(Data records)
--------
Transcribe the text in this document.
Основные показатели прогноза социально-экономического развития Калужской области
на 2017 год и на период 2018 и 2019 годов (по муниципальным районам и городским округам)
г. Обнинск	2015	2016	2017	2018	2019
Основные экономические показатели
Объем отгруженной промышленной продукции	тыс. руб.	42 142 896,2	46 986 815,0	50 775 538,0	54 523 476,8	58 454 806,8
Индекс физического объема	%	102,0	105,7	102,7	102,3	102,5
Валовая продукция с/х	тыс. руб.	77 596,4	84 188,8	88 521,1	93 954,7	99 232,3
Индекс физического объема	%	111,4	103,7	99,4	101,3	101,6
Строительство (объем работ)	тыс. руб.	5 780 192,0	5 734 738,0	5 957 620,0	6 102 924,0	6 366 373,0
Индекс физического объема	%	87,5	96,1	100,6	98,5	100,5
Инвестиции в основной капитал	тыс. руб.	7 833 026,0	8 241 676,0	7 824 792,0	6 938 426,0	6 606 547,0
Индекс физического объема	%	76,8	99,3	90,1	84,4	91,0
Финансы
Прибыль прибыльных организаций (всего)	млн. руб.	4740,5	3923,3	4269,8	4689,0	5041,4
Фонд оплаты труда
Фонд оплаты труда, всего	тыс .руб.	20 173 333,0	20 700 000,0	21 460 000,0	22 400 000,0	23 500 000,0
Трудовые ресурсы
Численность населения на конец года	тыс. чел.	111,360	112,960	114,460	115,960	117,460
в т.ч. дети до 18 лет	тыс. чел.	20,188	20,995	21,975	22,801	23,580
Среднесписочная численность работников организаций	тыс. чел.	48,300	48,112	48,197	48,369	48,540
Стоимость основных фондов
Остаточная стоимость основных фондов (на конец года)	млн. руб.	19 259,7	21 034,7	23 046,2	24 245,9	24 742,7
--------
§ Directions for this task: Copy the material above back out, exactly as written.

§ The reply:
Transcribe the text in this document.
Основные показатели прогноза социально-экономического развития Калужской области
на 2017 год и на период 2018 и 2019 годов (по муниципальным районам и городским округам)
г. Обнинск	2015	2016	2017	2018	2019
Основные экономические показатели
Объем отгруженной промышленной продукции	тыс. руб.	42 142 896,2	46 986 815,0	50 775 538,0	54 523 476,8	58 454 806,8
Индекс физического объема	%	102,0	105,7	102,7	102,3	102,5
Валовая продукция с/х	тыс. руб.	77 596,4	84 188,8	88 521,1	93 954,7	99 232,3
Индекс физического объема	%	111,4	103,7	99,4	101,3	101,6
Строительство (объем работ)	тыс. руб.	5 780 192,0	5 734 738,0	5 957 620,0	6 102 924,0	6 366 373,0
Индекс физического объема	%	87,5	96,1	100,6	98,5	100,5
Инвестиции в основной капитал	тыс. руб.	7 833 026,0	8 241 676,0	7 824 792,0	6 938 426,0	6 606 547,0
Индекс физического объема	%	76,8	99,3	90,1	84,4	91,0
Финансы
Прибыль прибыльных организаций (всего)	млн. руб.	4740,5	3923,3	4269,8	4689,0	5041,4
Фонд оплаты труда
Фонд оплаты труда, всего	тыс .руб.	20 173 333,0	20 700 000,0	21 460 000,0	22 400 000,0	23 500 000,0
Трудовые ресурсы
Численность населения на конец года	тыс. чел.	111,360	112,960	114,460	115,960	117,460
в т.ч. дети до 18 лет	тыс. чел.	20,188	20,995	21,975	22,801	23,580
Среднесписочная численность работников организаций	тыс. чел.	48,300	48,112	48,197	48,369	48,540
Стоимость основных фондов
Остаточная стоимость основных фондов (на конец года)	млн. руб.	19 259,7	21 034,7	23 046,2	24 245,9	24 742,7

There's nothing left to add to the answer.